## START Records shown
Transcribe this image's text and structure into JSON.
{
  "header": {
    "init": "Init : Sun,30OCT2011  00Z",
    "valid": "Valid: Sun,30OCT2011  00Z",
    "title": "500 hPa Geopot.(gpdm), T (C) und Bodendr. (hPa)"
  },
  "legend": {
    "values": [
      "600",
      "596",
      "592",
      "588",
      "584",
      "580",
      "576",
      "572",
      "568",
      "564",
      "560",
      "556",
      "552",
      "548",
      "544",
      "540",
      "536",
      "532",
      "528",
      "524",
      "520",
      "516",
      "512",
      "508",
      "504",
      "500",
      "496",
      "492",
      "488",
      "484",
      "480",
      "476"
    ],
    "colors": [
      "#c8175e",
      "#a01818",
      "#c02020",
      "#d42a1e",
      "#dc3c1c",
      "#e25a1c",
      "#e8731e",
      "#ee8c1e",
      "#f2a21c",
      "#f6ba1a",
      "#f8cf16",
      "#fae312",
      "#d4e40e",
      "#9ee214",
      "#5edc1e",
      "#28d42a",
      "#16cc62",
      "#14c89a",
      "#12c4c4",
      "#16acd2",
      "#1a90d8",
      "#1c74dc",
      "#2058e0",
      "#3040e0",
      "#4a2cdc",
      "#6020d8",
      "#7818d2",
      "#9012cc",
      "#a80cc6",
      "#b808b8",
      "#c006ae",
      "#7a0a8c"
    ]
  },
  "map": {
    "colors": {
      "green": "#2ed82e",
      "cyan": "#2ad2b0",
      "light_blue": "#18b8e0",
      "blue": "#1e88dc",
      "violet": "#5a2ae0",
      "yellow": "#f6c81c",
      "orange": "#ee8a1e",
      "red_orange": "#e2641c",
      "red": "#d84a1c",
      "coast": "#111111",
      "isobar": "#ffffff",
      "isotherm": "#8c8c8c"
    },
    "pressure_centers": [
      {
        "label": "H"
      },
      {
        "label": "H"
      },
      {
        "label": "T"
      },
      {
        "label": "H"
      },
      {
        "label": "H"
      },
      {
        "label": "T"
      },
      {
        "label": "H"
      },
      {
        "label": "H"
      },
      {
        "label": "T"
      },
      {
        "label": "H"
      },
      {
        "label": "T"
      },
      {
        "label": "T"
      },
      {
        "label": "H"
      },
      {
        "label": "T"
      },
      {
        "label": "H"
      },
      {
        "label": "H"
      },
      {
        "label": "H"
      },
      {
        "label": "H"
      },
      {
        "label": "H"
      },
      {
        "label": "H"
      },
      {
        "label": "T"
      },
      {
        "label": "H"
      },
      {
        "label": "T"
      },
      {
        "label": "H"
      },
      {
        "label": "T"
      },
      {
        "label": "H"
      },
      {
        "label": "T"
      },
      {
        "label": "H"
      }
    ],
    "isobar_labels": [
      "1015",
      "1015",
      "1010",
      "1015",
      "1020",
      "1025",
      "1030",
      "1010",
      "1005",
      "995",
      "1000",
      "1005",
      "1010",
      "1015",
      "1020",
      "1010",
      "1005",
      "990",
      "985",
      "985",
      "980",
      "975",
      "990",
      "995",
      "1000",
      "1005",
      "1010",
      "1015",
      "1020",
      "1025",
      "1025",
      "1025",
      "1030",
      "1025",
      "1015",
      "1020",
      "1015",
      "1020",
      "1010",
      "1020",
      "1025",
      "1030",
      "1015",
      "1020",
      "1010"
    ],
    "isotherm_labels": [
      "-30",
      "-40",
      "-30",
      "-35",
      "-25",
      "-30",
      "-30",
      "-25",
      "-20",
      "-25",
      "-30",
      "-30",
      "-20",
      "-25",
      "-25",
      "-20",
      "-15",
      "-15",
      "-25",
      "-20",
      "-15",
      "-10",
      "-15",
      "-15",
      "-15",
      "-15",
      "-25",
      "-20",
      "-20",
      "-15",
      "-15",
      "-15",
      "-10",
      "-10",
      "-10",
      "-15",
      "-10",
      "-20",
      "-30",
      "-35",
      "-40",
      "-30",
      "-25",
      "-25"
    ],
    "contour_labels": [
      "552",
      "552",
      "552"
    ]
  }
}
## END Records shown
Recopy all the lines exactly as they appear.

Transcribe this image's text and structure into JSON.
{
  "header": {
    "init": "Init : Sun,30OCT2011  00Z",
    "valid": "Valid: Sun,30OCT2011  00Z",
    "title": "500 hPa Geopot.(gpdm), T (C) und Bodendr. (hPa)"
  },
  "legend": {
    "values": [
      "600",
      "596",
      "592",
      "588",
      "584",
      "580",
      "576",
      "572",
      "568",
      "564",
      "560",
      "556",
      "552",
      "548",
      "544",
      "540",
      "536",
      "532",
      "528",
      "524",
      "520",
      "516",
      "512",
      "508",
      "504",
      "500",
      "496",
      "492",
      "488",
      "484",
      "480",
      "476"
    ],
    "colors": [
      "#c8175e",
      "#a01818",
      "#c02020",
      "#d42a1e",
      "#dc3c1c",
      "#e25a1c",
      "#e8731e",
      "#ee8c1e",
      "#f2a21c",
      "#f6ba1a",
      "#f8cf16",
      "#fae312",
      "#d4e40e",
      "#9ee214",
      "#5edc1e",
      "#28d42a",
      "#16cc62",
      "#14c89a",
      "#12c4c4",
      "#16acd2",
      "#1a90d8",
      "#1c74dc",
      "#2058e0",
      "#3040e0",
      "#4a2cdc",
      "#6020d8",
      "#7818d2",
      "#9012cc",
      "#a80cc6",
      "#b808b8",
      "#c006ae",
      "#7a0a8c"
    ]
  },
  "map": {
    "colors": {
      "green": "#2ed82e",
      "cyan": "#2ad2b0",
      "light_blue": "#18b8e0",
      "blue": "#1e88dc",
      "violet": "#5a2ae0",
      "yellow": "#f6c81c",
      "orange": "#ee8a1e",
      "red_orange": "#e2641c",
      "red": "#d84a1c",
      "coast": "#111111",
      "isobar": "#ffffff",
      "isotherm": "#8c8c8c"
    },
    "pressure_centers": [
      {
        "label": "H"
      },
      {
        "label": "H"
      },
      {
        "label": "T"
      },
      {
        "label": "H"
      },
      {
        "label": "H"
      },
      {
        "label": "T"
      },
      {
        "label": "H"
      },
      {
        "label": "H"
      },
      {
        "label": "T"
      },
      {
        "label": "H"
      },
      {
        "label": "T"
      },
      {
        "label": "T"
      },
      {
        "label": "H"
      },
      {
        "label": "T"
      },
      {
        "label": "H"
      },
      {
        "label": "H"
      },
      {
        "label": "H"
      },
      {
        "label": "H"
      },
      {
        "label": "H"
      },
      {
        "label": "H"
      },
      {
        "label": "T"
      },
      {
        "label": "H"
      },
      {
        "label": "T"
      },
      {
        "label": "H"
      },
      {
        "label": "T"
      },
      {
        "label": "H"
      },
      {
        "label": "T"
      },
      {
        "label": "H"
      }
    ],
    "isobar_labels": [
      "1015",
      "1015",
      "1010",
      "1015",
      "1020",
      "1025",
      "1030",
      "1010",
      "1005",
      "995",
      "1000",
      "1005",
      "1010",
      "1015",
      "1020",
      "1010",
      "1005",
      "990",
      "985",
      "985",
      "980",
      "975",
      "990",
      "995",
      "1000",
      "1005",
      "1010",
      "1015",
      "1020",
      "1025",
      "1025",
      "1025",
      "1030",
      "1025",
      "1015",
      "1020",
      "1015",
      "1020",
      "1010",
      "1020",
      "1025",
      "1030",
      "1015",
      "1020",
      "1010"
    ],
    "isotherm_labels": [
      "-30",
      "-40",
      "-30",
      "-35",
      "-25",
      "-30",
      "-30",
      "-25",
      "-20",
      "-25",
      "-30",
      "-30",
      "-20",
      "-25",
      "-25",
      "-20",
      "-15",
      "-15",
      "-25",
      "-20",
      "-15",
      "-10",
      "-15",
      "-15",
      "-15",
      "-15",
      "-25",
      "-20",
      "-20",
      "-15",
      "-15",
      "-15",
      "-10",
      "-10",
      "-10",
      "-15",
      "-10",
      "-20",
      "-30",
      "-35",
      "-40",
      "-30",
      "-25",
      "-25"
    ],
    "contour_labels": [
      "552",
      "552",
      "552"
    ]
  }
}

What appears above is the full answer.